### The exercise
Your task is to gather the lines below that hold the string "psig".

+++

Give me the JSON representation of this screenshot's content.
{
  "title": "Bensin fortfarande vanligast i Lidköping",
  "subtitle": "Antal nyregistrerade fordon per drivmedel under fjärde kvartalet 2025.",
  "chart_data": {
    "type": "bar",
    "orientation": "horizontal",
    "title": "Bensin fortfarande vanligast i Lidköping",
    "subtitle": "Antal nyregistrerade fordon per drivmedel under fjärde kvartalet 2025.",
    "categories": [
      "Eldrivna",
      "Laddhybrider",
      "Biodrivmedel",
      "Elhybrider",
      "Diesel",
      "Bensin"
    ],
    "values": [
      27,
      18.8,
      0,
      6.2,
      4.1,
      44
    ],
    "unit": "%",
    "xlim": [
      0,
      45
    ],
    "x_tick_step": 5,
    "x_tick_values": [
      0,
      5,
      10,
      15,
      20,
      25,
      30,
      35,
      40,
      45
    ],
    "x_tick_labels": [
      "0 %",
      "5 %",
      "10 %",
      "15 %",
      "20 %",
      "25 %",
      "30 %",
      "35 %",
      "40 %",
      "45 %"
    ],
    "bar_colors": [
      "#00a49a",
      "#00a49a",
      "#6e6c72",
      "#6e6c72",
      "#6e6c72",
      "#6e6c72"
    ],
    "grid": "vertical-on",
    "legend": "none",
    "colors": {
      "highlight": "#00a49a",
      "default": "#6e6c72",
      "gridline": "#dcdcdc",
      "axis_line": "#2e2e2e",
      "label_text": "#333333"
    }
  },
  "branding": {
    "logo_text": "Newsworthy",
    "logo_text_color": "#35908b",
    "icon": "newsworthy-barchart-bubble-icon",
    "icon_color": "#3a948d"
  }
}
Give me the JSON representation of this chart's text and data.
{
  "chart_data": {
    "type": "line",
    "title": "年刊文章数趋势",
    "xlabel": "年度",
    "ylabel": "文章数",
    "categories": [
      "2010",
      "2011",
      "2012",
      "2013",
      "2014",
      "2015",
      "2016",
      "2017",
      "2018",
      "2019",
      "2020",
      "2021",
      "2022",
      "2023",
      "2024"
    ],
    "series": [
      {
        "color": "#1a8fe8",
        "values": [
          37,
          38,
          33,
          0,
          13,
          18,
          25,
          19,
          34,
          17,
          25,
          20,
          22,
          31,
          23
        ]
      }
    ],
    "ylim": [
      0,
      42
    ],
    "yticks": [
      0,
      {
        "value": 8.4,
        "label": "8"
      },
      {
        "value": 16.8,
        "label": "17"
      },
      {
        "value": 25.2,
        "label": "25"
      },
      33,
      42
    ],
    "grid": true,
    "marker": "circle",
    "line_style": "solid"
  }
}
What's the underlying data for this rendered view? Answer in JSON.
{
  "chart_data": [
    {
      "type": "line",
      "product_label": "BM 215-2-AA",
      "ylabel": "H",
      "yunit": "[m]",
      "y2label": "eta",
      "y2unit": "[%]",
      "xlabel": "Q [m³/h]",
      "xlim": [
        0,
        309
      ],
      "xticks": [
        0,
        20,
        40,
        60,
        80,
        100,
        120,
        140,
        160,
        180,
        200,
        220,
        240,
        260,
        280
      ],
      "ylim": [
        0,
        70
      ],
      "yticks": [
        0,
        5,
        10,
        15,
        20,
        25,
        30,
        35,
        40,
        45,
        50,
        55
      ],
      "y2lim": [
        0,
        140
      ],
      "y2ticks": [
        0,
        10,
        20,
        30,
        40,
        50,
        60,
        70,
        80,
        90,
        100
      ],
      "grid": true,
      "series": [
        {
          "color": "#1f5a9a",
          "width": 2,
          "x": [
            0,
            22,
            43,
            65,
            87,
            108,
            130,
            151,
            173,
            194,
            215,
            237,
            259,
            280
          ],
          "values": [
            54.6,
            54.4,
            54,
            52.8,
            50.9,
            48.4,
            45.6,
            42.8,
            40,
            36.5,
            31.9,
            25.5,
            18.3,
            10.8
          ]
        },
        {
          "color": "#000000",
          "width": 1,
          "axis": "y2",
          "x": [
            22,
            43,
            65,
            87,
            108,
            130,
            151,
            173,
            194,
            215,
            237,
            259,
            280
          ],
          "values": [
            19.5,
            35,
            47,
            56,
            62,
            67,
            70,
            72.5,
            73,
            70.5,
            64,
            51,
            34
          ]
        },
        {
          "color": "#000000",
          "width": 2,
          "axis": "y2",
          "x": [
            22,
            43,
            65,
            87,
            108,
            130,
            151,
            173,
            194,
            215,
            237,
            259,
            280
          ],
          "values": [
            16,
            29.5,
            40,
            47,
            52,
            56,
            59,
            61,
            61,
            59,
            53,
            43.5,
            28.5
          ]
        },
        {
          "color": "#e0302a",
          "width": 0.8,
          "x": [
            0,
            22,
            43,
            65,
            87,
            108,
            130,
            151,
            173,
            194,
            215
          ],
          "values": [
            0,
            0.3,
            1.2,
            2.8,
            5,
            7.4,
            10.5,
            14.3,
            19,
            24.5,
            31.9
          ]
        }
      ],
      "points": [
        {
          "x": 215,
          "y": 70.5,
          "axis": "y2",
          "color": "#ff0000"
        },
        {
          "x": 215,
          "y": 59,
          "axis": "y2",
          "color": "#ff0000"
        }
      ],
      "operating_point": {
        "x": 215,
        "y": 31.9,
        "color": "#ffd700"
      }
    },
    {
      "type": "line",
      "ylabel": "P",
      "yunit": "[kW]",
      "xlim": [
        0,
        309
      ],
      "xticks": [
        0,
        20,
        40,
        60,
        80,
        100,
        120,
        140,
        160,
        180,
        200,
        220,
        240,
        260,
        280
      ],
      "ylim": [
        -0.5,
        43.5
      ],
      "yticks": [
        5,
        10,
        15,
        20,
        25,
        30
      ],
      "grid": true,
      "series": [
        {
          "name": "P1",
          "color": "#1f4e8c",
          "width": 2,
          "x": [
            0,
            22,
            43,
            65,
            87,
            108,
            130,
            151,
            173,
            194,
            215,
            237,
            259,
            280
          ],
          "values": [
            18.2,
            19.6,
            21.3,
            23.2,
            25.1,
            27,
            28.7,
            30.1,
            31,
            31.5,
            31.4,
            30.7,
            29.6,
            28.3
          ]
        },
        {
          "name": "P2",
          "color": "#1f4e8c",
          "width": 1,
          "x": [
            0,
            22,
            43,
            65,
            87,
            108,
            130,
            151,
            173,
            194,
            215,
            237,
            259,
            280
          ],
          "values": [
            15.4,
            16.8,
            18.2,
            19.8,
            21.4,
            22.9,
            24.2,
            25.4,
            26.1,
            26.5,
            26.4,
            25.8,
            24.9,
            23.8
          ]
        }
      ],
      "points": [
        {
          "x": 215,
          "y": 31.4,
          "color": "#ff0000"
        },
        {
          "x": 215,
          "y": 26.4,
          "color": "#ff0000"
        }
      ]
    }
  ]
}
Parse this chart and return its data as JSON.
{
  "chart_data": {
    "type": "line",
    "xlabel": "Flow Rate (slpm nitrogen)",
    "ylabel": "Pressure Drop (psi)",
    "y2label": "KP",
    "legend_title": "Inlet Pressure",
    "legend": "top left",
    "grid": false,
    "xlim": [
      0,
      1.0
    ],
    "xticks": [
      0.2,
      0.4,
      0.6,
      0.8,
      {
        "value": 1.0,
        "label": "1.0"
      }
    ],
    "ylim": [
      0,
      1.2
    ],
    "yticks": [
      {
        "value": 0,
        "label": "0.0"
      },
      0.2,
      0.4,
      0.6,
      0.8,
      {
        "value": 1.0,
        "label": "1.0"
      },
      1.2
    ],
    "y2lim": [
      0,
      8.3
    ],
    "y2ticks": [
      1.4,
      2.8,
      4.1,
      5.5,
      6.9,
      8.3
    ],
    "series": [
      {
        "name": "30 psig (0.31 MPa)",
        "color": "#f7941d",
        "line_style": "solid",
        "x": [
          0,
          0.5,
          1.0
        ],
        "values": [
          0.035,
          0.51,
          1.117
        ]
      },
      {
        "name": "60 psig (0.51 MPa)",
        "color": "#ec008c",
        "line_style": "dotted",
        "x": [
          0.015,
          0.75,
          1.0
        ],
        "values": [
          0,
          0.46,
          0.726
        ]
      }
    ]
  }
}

+++

### Exercise result
        "name": "30 psig (0.31 MPa)",
        "name": "60 psig (0.51 MPa)",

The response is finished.